**Texto proporcionado:**
★ ★ ★
Desde lo específico el pensamiento de Zavaleta Mercado aparece como lectura obligatoria a la hora de iniciar una discusión teórica sobre el papel histórico de la minería en el devenir político de Bolivia. Desde lo general, Zavaleta debe ser leído y releído por su mirada atenta y su pensamiento político heterogéneo: su obra problematiza el tema de la diversidad social desde la teoría política y la sociología, en un contexto histórico donde todavía predominaban modos mono culturales de reflexionar sobre lo social y lo político en el horizonte de la modernidad.

He dedicado algunos ratos a sus escritos, específicamente, a aquellos que se preocupan por la cuestión de lo nacional-popular en la historia reciente de Bolivia. Así mismo, he repasado sobre algunos que invierten más atención en eventos precisos como la experiencia del Che en el Churo o su análisis comparativo de casos de Latinoamérica.

Zavaleta en ensayos como “Forma clase y forma multitud en el proletariado minero de Bolivia” (1983) argumenta que el proletariado minero parece ser la fuerza de masas constitutiva a la hora de jalar el devenir histórico social del país desde su organización formal luego de la matanza de Catavi en 1941. El estructura su discusión tratando de intercambiar cargas teóricas con el fin de alejarse de los análisis basados en “clase social” y hacia conceptualizaciones más flexibles como el encuadre del “medio compuesto” o especulaciones “no-cuantificables” acerca de fenómenos como la “irradiación” o “iluminación” hacia otros grupos periféricos al obrero minero (amas de casa, comerciantes, ex obreros ahora desempleados). A contrapelo del teórico peruano Heráclito Bonilla, Zavaleta rechaza los argumentos que enfatizan la incapacidad del sector minero debido a sus bajos números (demografía), a la hora de actuar como agente trasformador en la historia boliviana. Bonilla hace alusión al proletariado boliviano como “uno minoritario y de carácter incipiente,” Zavaleta contrapone los argumentos del peruano señalando una y otra vez el peso de masas que corresponde al sindicato (no al partido) de los mineros bolivianos: este peso se ve reflejado en la formación de lo que él llama sindicalismo-campesino, los procesos de irradiación que alcanzan grupos aledaños al hombre minero y otros casos de transformación y composición política. Rechazando los argumentos sobre el primitivismo Zavaleta agrega que la persistencia de creencias en el Tío o el Yatiri no ha sido obstáculo para el desarrollo del principio corporativo. (277)
★ ★ ★
**Extracto de datos:**
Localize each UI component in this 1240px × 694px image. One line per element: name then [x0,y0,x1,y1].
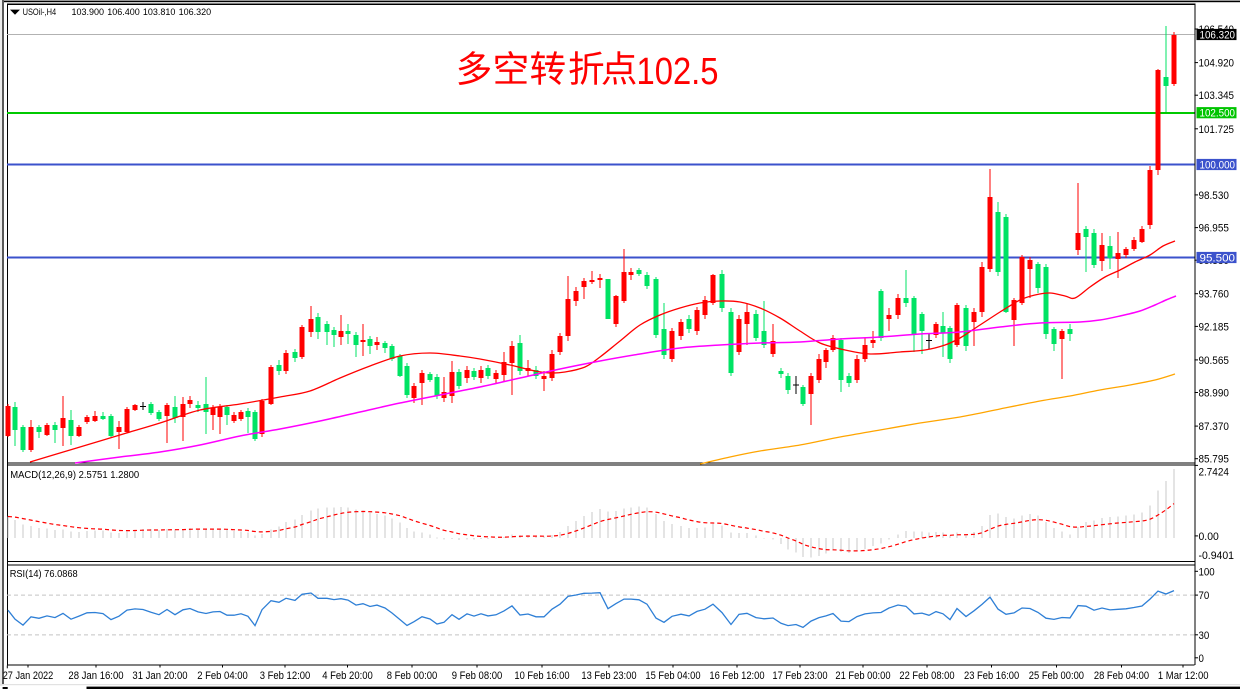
★ ★ ★
**Consigna:** En el texto sobre Zavaleta Mercado, ¿qué grupos periféricos al obrero minero se enumeran entre paréntesis?

**Respuesta correcta:** Amas de casa, comerciantes y ex obreros ahora desempleados.